> [To do]:
Below are the records; collect from them each line containing the string "timecode".

Dataset entries:
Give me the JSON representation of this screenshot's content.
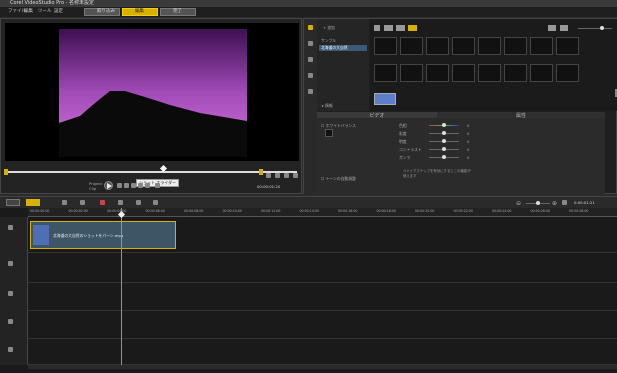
{
  "window": {
    "title": "Corel VideoStudio Pro - 名称未設定"
  },
  "menu": [
    "ファイル",
    "編集",
    "ツール",
    "設定"
  ],
  "steps": [
    {
      "label": "取り込み"
    },
    {
      "label": "編集"
    },
    {
      "label": "完了"
    }
  ],
  "preview": {
    "timecode": "00:00:01:20",
    "project_label": "Project",
    "clip_label": "Clip",
    "tooltip": "ショット スライダー"
  },
  "library": {
    "add_label": "追加",
    "folders": [
      "サンプル",
      "北海道の大自然"
    ],
    "thumb_count": 16
  },
  "options": {
    "tab_video": "ビデオ",
    "tab_attribute": "属性",
    "white_balance": "ホワイトバランス",
    "auto_tone": "トーンの自動調整",
    "adjust_labels": [
      "色相",
      "彩度",
      "明度",
      "コントラスト",
      "ガンマ"
    ],
    "adjust_values": [
      "0",
      "0",
      "0",
      "0",
      "0"
    ],
    "note": "ジャイアステップを有効にするとこの機能が使えます"
  },
  "timeline": {
    "timecode": "0:00:01:21",
    "ruler": [
      "00:00:00:00",
      "00:00:02:00",
      "00:00:04:00",
      "00:00:06:00",
      "00:00:08:00",
      "00:00:10:00",
      "00:00:12:00",
      "00:00:14:00",
      "00:00:16:00",
      "00:00:18:00",
      "00:00:20:00",
      "00:00:22:00",
      "00:00:24:00",
      "00:00:26:00",
      "00:00:28:00"
    ],
    "clip_name": "北海道の大自然のショットをパーン.mpg"
  },
  "colors": {
    "accent": "#d8b100",
    "playhead": "#3fb7c0"
  }
}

> [Exercise result]:
    "timecode": "00:00:01:20",
    "timecode": "0:00:01:21",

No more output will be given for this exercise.